* [What to work on]: Find each line containing the string "study". Copy it.

Dataset entries on figures:

<<<<

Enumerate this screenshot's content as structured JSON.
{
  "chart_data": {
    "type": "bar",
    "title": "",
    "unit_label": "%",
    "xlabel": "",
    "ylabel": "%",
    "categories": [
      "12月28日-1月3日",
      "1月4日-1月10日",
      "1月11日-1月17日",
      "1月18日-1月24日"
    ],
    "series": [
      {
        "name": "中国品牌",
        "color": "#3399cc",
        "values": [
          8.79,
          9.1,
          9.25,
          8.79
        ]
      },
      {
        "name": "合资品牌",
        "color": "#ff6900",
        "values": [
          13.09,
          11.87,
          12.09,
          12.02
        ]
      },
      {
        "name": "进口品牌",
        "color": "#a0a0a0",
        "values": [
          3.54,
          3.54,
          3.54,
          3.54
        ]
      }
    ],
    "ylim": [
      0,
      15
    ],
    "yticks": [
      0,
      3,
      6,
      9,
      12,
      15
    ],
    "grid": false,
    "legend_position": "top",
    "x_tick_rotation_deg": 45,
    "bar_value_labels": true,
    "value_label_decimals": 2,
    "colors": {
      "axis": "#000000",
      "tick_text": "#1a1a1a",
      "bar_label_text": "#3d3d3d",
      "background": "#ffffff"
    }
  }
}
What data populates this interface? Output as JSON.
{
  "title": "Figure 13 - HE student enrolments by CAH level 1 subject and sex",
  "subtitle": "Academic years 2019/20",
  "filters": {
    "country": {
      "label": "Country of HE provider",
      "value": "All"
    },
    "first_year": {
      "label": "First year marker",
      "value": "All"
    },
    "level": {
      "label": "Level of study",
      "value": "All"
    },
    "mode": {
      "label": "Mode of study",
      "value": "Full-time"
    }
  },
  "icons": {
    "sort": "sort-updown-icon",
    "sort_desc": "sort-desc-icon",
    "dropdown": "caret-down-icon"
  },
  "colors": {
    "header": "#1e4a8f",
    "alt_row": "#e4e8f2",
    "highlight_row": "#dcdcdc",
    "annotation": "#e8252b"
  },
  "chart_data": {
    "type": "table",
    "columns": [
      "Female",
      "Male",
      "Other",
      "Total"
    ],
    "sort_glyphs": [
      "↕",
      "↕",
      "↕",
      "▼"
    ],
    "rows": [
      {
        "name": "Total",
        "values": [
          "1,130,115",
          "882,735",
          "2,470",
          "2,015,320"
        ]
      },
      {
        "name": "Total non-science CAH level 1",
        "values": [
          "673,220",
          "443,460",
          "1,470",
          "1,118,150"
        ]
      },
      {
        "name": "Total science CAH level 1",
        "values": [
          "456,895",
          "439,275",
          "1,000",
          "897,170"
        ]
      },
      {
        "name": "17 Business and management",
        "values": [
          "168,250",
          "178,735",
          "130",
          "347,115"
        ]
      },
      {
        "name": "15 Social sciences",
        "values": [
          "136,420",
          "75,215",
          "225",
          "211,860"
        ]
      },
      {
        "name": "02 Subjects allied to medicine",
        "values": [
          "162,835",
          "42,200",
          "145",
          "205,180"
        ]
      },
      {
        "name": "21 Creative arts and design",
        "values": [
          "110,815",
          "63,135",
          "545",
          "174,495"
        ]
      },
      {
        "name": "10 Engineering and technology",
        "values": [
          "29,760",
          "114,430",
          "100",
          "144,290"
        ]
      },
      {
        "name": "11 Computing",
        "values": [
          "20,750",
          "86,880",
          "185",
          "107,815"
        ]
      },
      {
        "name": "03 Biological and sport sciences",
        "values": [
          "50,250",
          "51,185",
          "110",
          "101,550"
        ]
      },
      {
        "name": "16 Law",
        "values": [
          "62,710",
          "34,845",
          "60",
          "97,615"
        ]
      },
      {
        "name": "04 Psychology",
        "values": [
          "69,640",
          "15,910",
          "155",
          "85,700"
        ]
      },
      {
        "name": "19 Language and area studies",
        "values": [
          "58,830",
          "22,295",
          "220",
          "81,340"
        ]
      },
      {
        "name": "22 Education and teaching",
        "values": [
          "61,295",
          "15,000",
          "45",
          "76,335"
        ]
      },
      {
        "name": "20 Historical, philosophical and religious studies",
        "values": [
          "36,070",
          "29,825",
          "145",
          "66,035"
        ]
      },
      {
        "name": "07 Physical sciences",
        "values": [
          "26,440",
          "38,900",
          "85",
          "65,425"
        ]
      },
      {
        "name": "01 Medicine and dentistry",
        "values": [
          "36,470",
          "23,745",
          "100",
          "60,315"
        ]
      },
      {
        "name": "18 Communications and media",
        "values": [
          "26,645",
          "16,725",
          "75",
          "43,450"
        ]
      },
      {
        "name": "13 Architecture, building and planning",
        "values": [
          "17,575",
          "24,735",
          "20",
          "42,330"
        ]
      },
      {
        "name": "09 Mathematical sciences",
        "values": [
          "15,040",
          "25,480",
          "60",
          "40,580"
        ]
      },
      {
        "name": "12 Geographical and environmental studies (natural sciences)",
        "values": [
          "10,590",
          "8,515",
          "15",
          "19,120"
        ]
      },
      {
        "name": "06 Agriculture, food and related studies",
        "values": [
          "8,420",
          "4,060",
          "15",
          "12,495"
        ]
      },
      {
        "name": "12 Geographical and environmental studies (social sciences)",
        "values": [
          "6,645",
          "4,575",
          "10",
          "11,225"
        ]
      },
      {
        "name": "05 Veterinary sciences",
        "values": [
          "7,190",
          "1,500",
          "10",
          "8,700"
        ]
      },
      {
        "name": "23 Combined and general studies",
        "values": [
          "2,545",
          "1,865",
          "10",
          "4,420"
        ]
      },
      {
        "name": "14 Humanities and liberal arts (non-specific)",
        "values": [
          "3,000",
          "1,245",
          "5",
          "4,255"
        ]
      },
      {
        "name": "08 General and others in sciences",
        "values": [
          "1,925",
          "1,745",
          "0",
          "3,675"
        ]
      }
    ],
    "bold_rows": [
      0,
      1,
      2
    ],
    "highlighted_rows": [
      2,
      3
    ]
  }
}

>>>>

* [Reply]:
      "label": "Level of study",
      "label": "Mode of study",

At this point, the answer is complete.